THE REQUEST »
Print all of the data exactly.

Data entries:
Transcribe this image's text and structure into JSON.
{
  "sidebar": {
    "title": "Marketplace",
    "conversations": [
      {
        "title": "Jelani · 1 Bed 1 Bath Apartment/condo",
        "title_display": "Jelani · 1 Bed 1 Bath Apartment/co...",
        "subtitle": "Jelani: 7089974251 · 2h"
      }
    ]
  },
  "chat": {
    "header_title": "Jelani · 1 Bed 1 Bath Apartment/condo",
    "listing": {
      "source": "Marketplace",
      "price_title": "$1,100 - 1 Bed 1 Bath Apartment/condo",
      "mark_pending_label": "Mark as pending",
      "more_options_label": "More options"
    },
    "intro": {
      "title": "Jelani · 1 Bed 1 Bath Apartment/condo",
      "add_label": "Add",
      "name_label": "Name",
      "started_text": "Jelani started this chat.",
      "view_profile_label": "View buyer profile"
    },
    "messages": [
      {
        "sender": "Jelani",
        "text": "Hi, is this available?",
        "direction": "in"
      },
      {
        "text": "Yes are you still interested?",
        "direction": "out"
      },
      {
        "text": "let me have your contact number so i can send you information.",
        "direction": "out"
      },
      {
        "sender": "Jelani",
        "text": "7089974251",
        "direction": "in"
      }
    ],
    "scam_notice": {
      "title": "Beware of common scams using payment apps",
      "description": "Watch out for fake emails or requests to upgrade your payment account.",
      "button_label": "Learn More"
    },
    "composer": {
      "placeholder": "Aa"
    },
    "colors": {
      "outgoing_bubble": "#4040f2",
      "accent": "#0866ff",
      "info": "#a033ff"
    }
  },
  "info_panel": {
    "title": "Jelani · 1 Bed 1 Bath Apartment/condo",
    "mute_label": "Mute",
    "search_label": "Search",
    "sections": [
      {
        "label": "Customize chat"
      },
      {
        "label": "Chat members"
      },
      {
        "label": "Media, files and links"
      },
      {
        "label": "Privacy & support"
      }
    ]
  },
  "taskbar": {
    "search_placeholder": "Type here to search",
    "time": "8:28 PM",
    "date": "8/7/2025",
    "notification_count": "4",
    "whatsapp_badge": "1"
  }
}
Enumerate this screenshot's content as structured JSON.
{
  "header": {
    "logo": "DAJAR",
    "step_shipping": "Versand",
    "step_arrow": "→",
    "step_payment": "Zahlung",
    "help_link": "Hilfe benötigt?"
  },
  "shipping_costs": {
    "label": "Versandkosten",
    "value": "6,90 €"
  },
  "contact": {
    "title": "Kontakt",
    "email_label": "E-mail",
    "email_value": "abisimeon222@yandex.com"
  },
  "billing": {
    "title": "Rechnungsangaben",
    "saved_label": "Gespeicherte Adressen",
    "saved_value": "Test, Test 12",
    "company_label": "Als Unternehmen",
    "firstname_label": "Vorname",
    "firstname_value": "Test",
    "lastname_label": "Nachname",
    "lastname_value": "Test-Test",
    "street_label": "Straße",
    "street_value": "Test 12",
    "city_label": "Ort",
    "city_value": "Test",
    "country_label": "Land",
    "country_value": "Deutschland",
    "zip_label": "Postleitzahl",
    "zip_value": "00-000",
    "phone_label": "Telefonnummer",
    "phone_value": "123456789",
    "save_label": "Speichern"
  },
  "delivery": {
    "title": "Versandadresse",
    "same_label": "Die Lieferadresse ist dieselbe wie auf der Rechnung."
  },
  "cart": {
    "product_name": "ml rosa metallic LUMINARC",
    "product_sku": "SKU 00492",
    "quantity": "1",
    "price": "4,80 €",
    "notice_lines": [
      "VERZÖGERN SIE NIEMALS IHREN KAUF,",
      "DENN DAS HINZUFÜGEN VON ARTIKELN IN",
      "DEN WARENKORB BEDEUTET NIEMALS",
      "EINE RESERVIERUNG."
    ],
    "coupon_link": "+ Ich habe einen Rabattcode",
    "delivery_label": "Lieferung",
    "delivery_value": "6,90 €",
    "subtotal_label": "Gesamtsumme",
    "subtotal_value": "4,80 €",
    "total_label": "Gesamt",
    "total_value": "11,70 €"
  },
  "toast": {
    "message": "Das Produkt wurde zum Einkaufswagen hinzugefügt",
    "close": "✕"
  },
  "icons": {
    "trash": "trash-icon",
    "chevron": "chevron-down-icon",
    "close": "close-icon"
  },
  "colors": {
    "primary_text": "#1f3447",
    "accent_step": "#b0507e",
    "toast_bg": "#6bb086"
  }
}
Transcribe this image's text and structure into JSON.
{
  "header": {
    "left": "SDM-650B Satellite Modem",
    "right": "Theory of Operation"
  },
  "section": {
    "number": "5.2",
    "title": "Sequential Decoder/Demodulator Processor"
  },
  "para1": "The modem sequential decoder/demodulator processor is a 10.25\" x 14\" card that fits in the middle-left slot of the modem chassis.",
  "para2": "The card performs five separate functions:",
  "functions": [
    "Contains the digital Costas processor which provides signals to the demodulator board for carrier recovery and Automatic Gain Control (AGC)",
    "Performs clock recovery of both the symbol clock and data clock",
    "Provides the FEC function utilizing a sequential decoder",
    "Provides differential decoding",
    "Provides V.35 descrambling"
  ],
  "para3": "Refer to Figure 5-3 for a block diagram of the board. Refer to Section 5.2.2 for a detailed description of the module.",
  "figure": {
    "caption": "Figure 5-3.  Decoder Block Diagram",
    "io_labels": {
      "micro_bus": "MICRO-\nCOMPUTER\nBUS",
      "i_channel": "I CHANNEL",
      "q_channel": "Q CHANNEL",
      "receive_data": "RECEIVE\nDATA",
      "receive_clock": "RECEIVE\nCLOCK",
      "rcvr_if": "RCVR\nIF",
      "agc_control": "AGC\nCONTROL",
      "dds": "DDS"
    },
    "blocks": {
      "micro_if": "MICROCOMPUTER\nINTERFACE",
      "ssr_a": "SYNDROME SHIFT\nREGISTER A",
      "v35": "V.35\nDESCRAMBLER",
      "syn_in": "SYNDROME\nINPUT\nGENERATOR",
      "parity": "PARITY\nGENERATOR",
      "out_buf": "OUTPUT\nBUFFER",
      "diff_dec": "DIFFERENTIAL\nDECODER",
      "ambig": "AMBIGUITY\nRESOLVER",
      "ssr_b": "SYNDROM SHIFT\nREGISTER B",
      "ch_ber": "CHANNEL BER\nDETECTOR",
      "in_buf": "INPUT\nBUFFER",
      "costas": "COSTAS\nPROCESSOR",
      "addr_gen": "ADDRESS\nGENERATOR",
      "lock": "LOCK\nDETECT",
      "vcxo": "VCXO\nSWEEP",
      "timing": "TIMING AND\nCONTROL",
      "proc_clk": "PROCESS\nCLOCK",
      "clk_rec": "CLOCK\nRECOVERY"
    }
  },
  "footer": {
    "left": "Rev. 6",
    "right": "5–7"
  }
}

REPLY TO THE EXERCISE »
Transcribe this image's text and structure into JSON.
{
  "sidebar": {
    "title": "Marketplace",
    "conversations": [
      {
        "title": "Jelani · 1 Bed 1 Bath Apartment/condo",
        "title_display": "Jelani · 1 Bed 1 Bath Apartment/co...",
        "subtitle": "Jelani: 7089974251 · 2h"
      }
    ]
  },
  "chat": {
    "header_title": "Jelani · 1 Bed 1 Bath Apartment/condo",
    "listing": {
      "source": "Marketplace",
      "price_title": "$1,100 - 1 Bed 1 Bath Apartment/condo",
      "mark_pending_label": "Mark as pending",
      "more_options_label": "More options"
    },
    "intro": {
      "title": "Jelani · 1 Bed 1 Bath Apartment/condo",
      "add_label": "Add",
      "name_label": "Name",
      "started_text": "Jelani started this chat.",
      "view_profile_label": "View buyer profile"
    },
    "messages": [
      {
        "sender": "Jelani",
        "text": "Hi, is this available?",
        "direction": "in"
      },
      {
        "text": "Yes are you still interested?",
        "direction": "out"
      },
      {
        "text": "let me have your contact number so i can send you information.",
        "direction": "out"
      },
      {
        "sender": "Jelani",
        "text": "7089974251",
        "direction": "in"
      }
    ],
    "scam_notice": {
      "title": "Beware of common scams using payment apps",
      "description": "Watch out for fake emails or requests to upgrade your payment account.",
      "button_label": "Learn More"
    },
    "composer": {
      "placeholder": "Aa"
    },
    "colors": {
      "outgoing_bubble": "#4040f2",
      "accent": "#0866ff",
      "info": "#a033ff"
    }
  },
  "info_panel": {
    "title": "Jelani · 1 Bed 1 Bath Apartment/condo",
    "mute_label": "Mute",
    "search_label": "Search",
    "sections": [
      {
        "label": "Customize chat"
      },
      {
        "label": "Chat members"
      },
      {
        "label": "Media, files and links"
      },
      {
        "label": "Privacy & support"
      }
    ]
  },
  "taskbar": {
    "search_placeholder": "Type here to search",
    "time": "8:28 PM",
    "date": "8/7/2025",
    "notification_count": "4",
    "whatsapp_badge": "1"
  }
}
Enumerate this screenshot's content as structured JSON.
{
  "header": {
    "logo": "DAJAR",
    "step_shipping": "Versand",
    "step_arrow": "→",
    "step_payment": "Zahlung",
    "help_link": "Hilfe benötigt?"
  },
  "shipping_costs": {
    "label": "Versandkosten",
    "value": "6,90 €"
  },
  "contact": {
    "title": "Kontakt",
    "email_label": "E-mail",
    "email_value": "abisimeon222@yandex.com"
  },
  "billing": {
    "title": "Rechnungsangaben",
    "saved_label": "Gespeicherte Adressen",
    "saved_value": "Test, Test 12",
    "company_label": "Als Unternehmen",
    "firstname_label": "Vorname",
    "firstname_value": "Test",
    "lastname_label": "Nachname",
    "lastname_value": "Test-Test",
    "street_label": "Straße",
    "street_value": "Test 12",
    "city_label": "Ort",
    "city_value": "Test",
    "country_label": "Land",
    "country_value": "Deutschland",
    "zip_label": "Postleitzahl",
    "zip_value": "00-000",
    "phone_label": "Telefonnummer",
    "phone_value": "123456789",
    "save_label": "Speichern"
  },
  "delivery": {
    "title": "Versandadresse",
    "same_label": "Die Lieferadresse ist dieselbe wie auf der Rechnung."
  },
  "cart": {
    "product_name": "ml rosa metallic LUMINARC",
    "product_sku": "SKU 00492",
    "quantity": "1",
    "price": "4,80 €",
    "notice_lines": [
      "VERZÖGERN SIE NIEMALS IHREN KAUF,",
      "DENN DAS HINZUFÜGEN VON ARTIKELN IN",
      "DEN WARENKORB BEDEUTET NIEMALS",
      "EINE RESERVIERUNG."
    ],
    "coupon_link": "+ Ich habe einen Rabattcode",
    "delivery_label": "Lieferung",
    "delivery_value": "6,90 €",
    "subtotal_label": "Gesamtsumme",
    "subtotal_value": "4,80 €",
    "total_label": "Gesamt",
    "total_value": "11,70 €"
  },
  "toast": {
    "message": "Das Produkt wurde zum Einkaufswagen hinzugefügt",
    "close": "✕"
  },
  "icons": {
    "trash": "trash-icon",
    "chevron": "chevron-down-icon",
    "close": "close-icon"
  },
  "colors": {
    "primary_text": "#1f3447",
    "accent_step": "#b0507e",
    "toast_bg": "#6bb086"
  }
}
Transcribe this image's text and structure into JSON.
{
  "header": {
    "left": "SDM-650B Satellite Modem",
    "right": "Theory of Operation"
  },
  "section": {
    "number": "5.2",
    "title": "Sequential Decoder/Demodulator Processor"
  },
  "para1": "The modem sequential decoder/demodulator processor is a 10.25\" x 14\" card that fits in the middle-left slot of the modem chassis.",
  "para2": "The card performs five separate functions:",
  "functions": [
    "Contains the digital Costas processor which provides signals to the demodulator board for carrier recovery and Automatic Gain Control (AGC)",
    "Performs clock recovery of both the symbol clock and data clock",
    "Provides the FEC function utilizing a sequential decoder",
    "Provides differential decoding",
    "Provides V.35 descrambling"
  ],
  "para3": "Refer to Figure 5-3 for a block diagram of the board. Refer to Section 5.2.2 for a detailed description of the module.",
  "figure": {
    "caption": "Figure 5-3.  Decoder Block Diagram",
    "io_labels": {
      "micro_bus": "MICRO-\nCOMPUTER\nBUS",
      "i_channel": "I CHANNEL",
      "q_channel": "Q CHANNEL",
      "receive_data": "RECEIVE\nDATA",
      "receive_clock": "RECEIVE\nCLOCK",
      "rcvr_if": "RCVR\nIF",
      "agc_control": "AGC\nCONTROL",
      "dds": "DDS"
    },
    "blocks": {
      "micro_if": "MICROCOMPUTER\nINTERFACE",
      "ssr_a": "SYNDROME SHIFT\nREGISTER A",
      "v35": "V.35\nDESCRAMBLER",
      "syn_in": "SYNDROME\nINPUT\nGENERATOR",
      "parity": "PARITY\nGENERATOR",
      "out_buf": "OUTPUT\nBUFFER",
      "diff_dec": "DIFFERENTIAL\nDECODER",
      "ambig": "AMBIGUITY\nRESOLVER",
      "ssr_b": "SYNDROM SHIFT\nREGISTER B",
      "ch_ber": "CHANNEL BER\nDETECTOR",
      "in_buf": "INPUT\nBUFFER",
      "costas": "COSTAS\nPROCESSOR",
      "addr_gen": "ADDRESS\nGENERATOR",
      "lock": "LOCK\nDETECT",
      "vcxo": "VCXO\nSWEEP",
      "timing": "TIMING AND\nCONTROL",
      "proc_clk": "PROCESS\nCLOCK",
      "clk_rec": "CLOCK\nRECOVERY"
    }
  },
  "footer": {
    "left": "Rev. 6",
    "right": "5–7"
  }
}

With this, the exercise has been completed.